**TASK BRIEF**
Check every line below for the word "Clinic" and copy the ones that have it.

....

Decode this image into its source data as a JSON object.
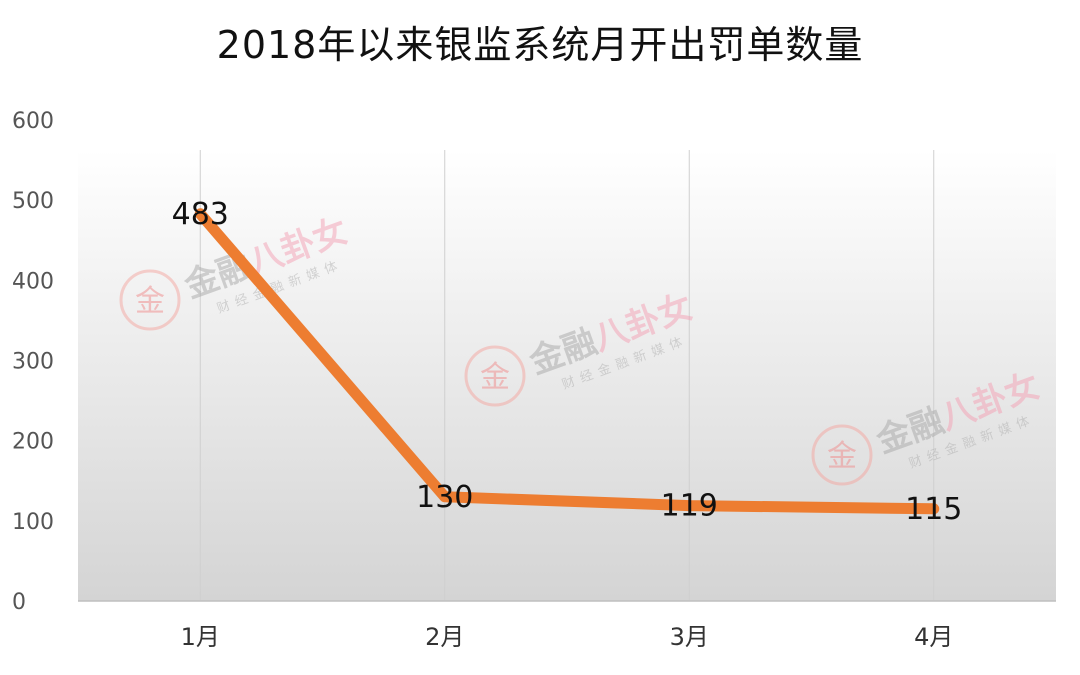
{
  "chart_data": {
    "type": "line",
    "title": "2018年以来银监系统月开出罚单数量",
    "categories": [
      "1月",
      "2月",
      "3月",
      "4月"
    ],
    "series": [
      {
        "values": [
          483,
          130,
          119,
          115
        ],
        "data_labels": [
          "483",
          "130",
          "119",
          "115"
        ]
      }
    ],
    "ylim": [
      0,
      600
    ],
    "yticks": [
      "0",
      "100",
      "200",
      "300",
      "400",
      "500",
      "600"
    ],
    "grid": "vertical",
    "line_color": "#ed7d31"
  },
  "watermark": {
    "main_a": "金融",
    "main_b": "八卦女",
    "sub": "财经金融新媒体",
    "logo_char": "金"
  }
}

....

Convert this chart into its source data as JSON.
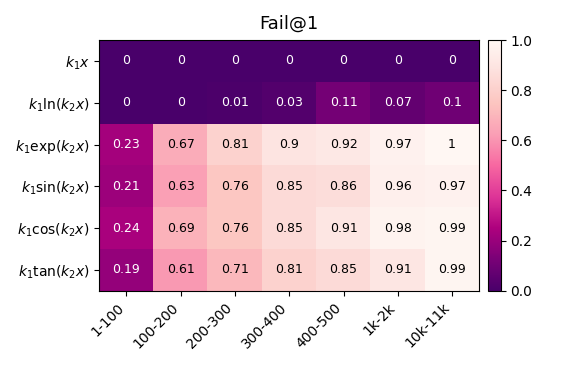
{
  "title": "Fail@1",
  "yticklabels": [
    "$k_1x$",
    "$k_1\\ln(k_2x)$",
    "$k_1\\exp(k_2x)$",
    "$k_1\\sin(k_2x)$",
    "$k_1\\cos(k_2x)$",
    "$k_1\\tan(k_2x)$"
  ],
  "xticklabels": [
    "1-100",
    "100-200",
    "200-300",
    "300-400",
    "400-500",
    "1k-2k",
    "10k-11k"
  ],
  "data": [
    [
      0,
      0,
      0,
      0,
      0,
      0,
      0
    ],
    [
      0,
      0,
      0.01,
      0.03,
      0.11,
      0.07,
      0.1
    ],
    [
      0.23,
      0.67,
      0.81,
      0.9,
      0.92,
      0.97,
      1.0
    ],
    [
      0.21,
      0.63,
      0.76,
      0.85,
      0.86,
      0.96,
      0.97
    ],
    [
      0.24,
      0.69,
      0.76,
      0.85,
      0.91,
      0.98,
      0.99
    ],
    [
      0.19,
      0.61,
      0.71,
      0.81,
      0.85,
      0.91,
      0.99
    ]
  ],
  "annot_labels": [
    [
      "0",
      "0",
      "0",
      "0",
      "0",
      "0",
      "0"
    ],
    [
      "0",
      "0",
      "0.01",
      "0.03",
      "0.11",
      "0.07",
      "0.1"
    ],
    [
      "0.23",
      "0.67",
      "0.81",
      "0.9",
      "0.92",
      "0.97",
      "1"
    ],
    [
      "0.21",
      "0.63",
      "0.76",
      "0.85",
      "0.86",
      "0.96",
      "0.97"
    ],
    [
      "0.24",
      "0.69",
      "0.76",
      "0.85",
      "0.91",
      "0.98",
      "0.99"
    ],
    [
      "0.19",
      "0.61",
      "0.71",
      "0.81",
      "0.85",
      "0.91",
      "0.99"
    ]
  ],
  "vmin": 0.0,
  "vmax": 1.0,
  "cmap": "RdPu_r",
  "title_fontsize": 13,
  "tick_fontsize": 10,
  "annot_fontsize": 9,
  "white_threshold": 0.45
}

....

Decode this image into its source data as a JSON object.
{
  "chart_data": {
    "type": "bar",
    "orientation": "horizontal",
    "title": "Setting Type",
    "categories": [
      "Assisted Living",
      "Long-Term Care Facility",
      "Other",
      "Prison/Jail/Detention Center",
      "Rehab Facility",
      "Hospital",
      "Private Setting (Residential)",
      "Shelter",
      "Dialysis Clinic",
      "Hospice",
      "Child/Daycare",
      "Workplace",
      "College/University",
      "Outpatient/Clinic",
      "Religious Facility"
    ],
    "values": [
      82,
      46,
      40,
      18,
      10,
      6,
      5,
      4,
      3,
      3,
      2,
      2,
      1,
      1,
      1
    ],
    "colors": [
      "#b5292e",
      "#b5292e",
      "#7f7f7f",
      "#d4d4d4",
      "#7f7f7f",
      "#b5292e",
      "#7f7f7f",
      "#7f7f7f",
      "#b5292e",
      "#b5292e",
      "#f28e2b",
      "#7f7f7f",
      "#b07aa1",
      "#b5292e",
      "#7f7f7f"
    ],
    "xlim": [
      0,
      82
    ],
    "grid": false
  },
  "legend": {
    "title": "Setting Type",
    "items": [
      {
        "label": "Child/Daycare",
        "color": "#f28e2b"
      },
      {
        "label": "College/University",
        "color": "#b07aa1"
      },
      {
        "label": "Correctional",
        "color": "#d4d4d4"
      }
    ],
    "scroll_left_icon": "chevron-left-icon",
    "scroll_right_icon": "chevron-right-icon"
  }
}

....

**EXERCISE OUTPUT**
      "Dialysis Clinic",
      "Outpatient/Clinic",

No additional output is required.